Using the data below, copy every line that contains the word "JSON".
>> start Dataset rows
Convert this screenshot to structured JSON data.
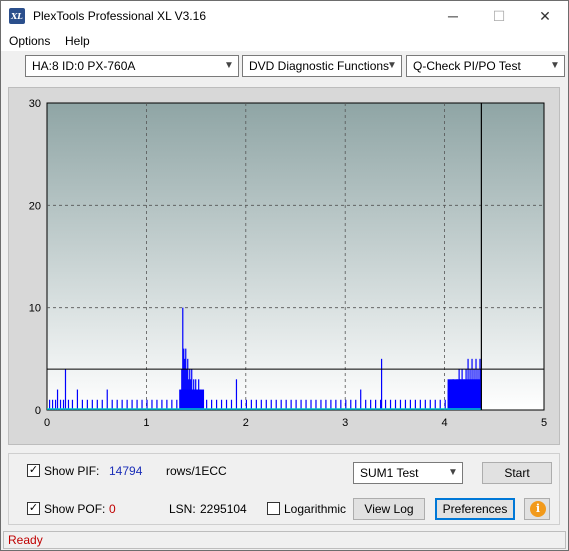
{
  "app": {
    "title": "PlexTools Professional XL V3.16",
    "icon_text": "XL"
  },
  "window_controls": {
    "minimize": "─",
    "maximize": "☐",
    "close": "✕"
  },
  "menu": {
    "options": "Options",
    "help": "Help"
  },
  "toolbar": {
    "drive": "HA:8 ID:0  PX-760A",
    "function": "DVD Diagnostic Functions",
    "test": "Q-Check PI/PO Test"
  },
  "chart_data": {
    "type": "bar",
    "xlim": [
      0,
      5
    ],
    "ylim": [
      0,
      30
    ],
    "x_ticks": [
      "0",
      "1",
      "2",
      "3",
      "4",
      "5"
    ],
    "y_ticks": [
      "0",
      "10",
      "20",
      "30"
    ],
    "grid": true,
    "threshold_line": 4,
    "end_marker_x": 4.37,
    "colors": {
      "bars": "#0000ff",
      "pof": "#00c8c8",
      "threshold": "#000000"
    },
    "spikes": [
      [
        0.02,
        1
      ],
      [
        0.05,
        1
      ],
      [
        0.08,
        1
      ],
      [
        0.1,
        2
      ],
      [
        0.13,
        1
      ],
      [
        0.16,
        1
      ],
      [
        0.18,
        4
      ],
      [
        0.21,
        1
      ],
      [
        0.25,
        1
      ],
      [
        0.3,
        2
      ],
      [
        0.35,
        1
      ],
      [
        0.4,
        1
      ],
      [
        0.45,
        1
      ],
      [
        0.5,
        1
      ],
      [
        0.55,
        1
      ],
      [
        0.6,
        2
      ],
      [
        0.65,
        1
      ],
      [
        0.7,
        1
      ],
      [
        0.75,
        1
      ],
      [
        0.8,
        1
      ],
      [
        0.85,
        1
      ],
      [
        0.9,
        1
      ],
      [
        0.95,
        1
      ],
      [
        1.0,
        1
      ],
      [
        1.05,
        1
      ],
      [
        1.1,
        1
      ],
      [
        1.15,
        1
      ],
      [
        1.2,
        1
      ],
      [
        1.25,
        1
      ],
      [
        1.3,
        1
      ],
      [
        1.35,
        4
      ],
      [
        1.36,
        10
      ],
      [
        1.37,
        6
      ],
      [
        1.38,
        5
      ],
      [
        1.39,
        6
      ],
      [
        1.4,
        4
      ],
      [
        1.41,
        5
      ],
      [
        1.42,
        3
      ],
      [
        1.43,
        4
      ],
      [
        1.44,
        3
      ],
      [
        1.45,
        4
      ],
      [
        1.46,
        2
      ],
      [
        1.47,
        3
      ],
      [
        1.48,
        2
      ],
      [
        1.49,
        3
      ],
      [
        1.5,
        2
      ],
      [
        1.52,
        3
      ],
      [
        1.54,
        2
      ],
      [
        1.56,
        1
      ],
      [
        1.6,
        1
      ],
      [
        1.65,
        1
      ],
      [
        1.7,
        1
      ],
      [
        1.75,
        1
      ],
      [
        1.8,
        1
      ],
      [
        1.85,
        1
      ],
      [
        1.9,
        3
      ],
      [
        1.95,
        1
      ],
      [
        2.0,
        1
      ],
      [
        2.05,
        1
      ],
      [
        2.1,
        1
      ],
      [
        2.15,
        1
      ],
      [
        2.2,
        1
      ],
      [
        2.25,
        1
      ],
      [
        2.3,
        1
      ],
      [
        2.35,
        1
      ],
      [
        2.4,
        1
      ],
      [
        2.45,
        1
      ],
      [
        2.5,
        1
      ],
      [
        2.55,
        1
      ],
      [
        2.6,
        1
      ],
      [
        2.65,
        1
      ],
      [
        2.7,
        1
      ],
      [
        2.75,
        1
      ],
      [
        2.8,
        1
      ],
      [
        2.85,
        1
      ],
      [
        2.9,
        1
      ],
      [
        2.95,
        1
      ],
      [
        3.0,
        1
      ],
      [
        3.05,
        1
      ],
      [
        3.1,
        1
      ],
      [
        3.15,
        2
      ],
      [
        3.2,
        1
      ],
      [
        3.25,
        1
      ],
      [
        3.3,
        1
      ],
      [
        3.35,
        1
      ],
      [
        3.36,
        5
      ],
      [
        3.4,
        1
      ],
      [
        3.45,
        1
      ],
      [
        3.5,
        1
      ],
      [
        3.55,
        1
      ],
      [
        3.6,
        1
      ],
      [
        3.65,
        1
      ],
      [
        3.7,
        1
      ],
      [
        3.75,
        1
      ],
      [
        3.8,
        1
      ],
      [
        3.85,
        1
      ],
      [
        3.9,
        1
      ],
      [
        3.95,
        1
      ],
      [
        4.0,
        1
      ],
      [
        4.03,
        2
      ],
      [
        4.05,
        1
      ],
      [
        4.07,
        2
      ],
      [
        4.08,
        3
      ],
      [
        4.1,
        2
      ],
      [
        4.12,
        3
      ],
      [
        4.14,
        4
      ],
      [
        4.15,
        3
      ],
      [
        4.17,
        4
      ],
      [
        4.19,
        3
      ],
      [
        4.21,
        4
      ],
      [
        4.23,
        5
      ],
      [
        4.25,
        4
      ],
      [
        4.27,
        5
      ],
      [
        4.29,
        4
      ],
      [
        4.31,
        5
      ],
      [
        4.33,
        4
      ],
      [
        4.35,
        5
      ],
      [
        4.36,
        4
      ]
    ]
  },
  "controls": {
    "show_pif_label": "Show PIF:",
    "pif_value": "14794",
    "pif_unit": "rows/1ECC",
    "show_pof_label": "Show POF:",
    "pof_value": "0",
    "lsn_label": "LSN:",
    "lsn_value": "2295104",
    "logarithmic_label": "Logarithmic",
    "sum_select": "SUM1 Test",
    "start_button": "Start",
    "view_log_button": "View Log",
    "preferences_button": "Preferences"
  },
  "status": {
    "text": "Ready"
  }
}
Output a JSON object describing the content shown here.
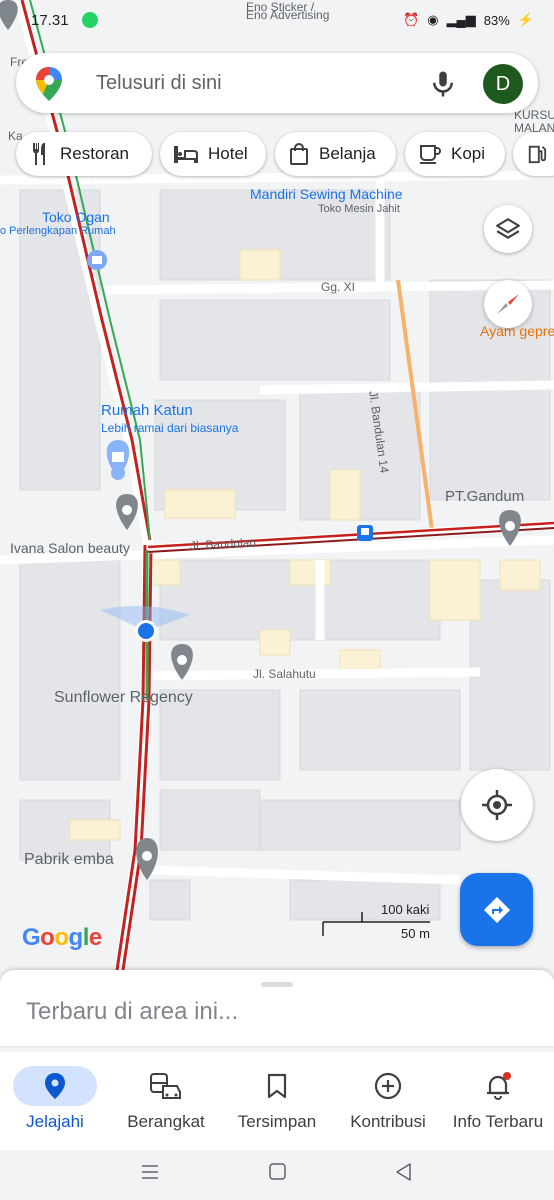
{
  "status_bar": {
    "time": "17.31",
    "battery": "83%"
  },
  "search": {
    "placeholder": "Telusuri di sini",
    "avatar_letter": "D"
  },
  "chips": [
    {
      "label": "Restoran",
      "icon": "fork-knife-icon"
    },
    {
      "label": "Hotel",
      "icon": "bed-icon"
    },
    {
      "label": "Belanja",
      "icon": "shopping-bag-icon"
    },
    {
      "label": "Kopi",
      "icon": "coffee-cup-icon"
    }
  ],
  "map": {
    "labels": {
      "eno_sticker": "Eno Sticker /",
      "eno_advertising": "Eno Advertising",
      "kursus": "KURSUS",
      "malan": "MALAN",
      "fre": "Fre",
      "ka": "Ka",
      "mandiri": "Mandiri Sewing Machine",
      "toko_mesin": "Toko Mesin Jahit",
      "toko_ogan": "Toko Ogan",
      "perlengkapan": "o Perlengkapan Rumah",
      "gg_xi": "Gg. XI",
      "ayam": "Ayam gepre",
      "jl_bandulan_14": "Jl. Bandulan 14",
      "rumah_katun": "Rumah Katun",
      "lebih_ramai": "Lebih ramai dari biasanya",
      "pt_gandum": "PT.Gandum",
      "ivana": "Ivana Salon beauty",
      "jl_bandulan": "Jl. Bandulan",
      "jl_salahutu": "Jl. Salahutu",
      "sunflower": "Sunflower Regency",
      "pabrik": "Pabrik emba",
      "scale_kaki": "100 kaki",
      "scale_m": "50 m",
      "google": "Google"
    }
  },
  "bottom_sheet": {
    "text": "Terbaru di area ini..."
  },
  "bottom_nav": [
    {
      "label": "Jelajahi",
      "icon": "explore-pin-icon",
      "active": true
    },
    {
      "label": "Berangkat",
      "icon": "commute-icon",
      "active": false
    },
    {
      "label": "Tersimpan",
      "icon": "bookmark-icon",
      "active": false
    },
    {
      "label": "Kontribusi",
      "icon": "add-circle-icon",
      "active": false
    },
    {
      "label": "Info Terbaru",
      "icon": "bell-icon",
      "active": false
    }
  ],
  "colors": {
    "accent": "#1a73e8",
    "traffic_red": "#c5221f",
    "traffic_green": "#34a853",
    "road_orange": "#f29900"
  }
}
>> end Dataset rows
[Exercise result]
Convert this screenshot to structured JSON data.
Output a JSON object describing the content shown here.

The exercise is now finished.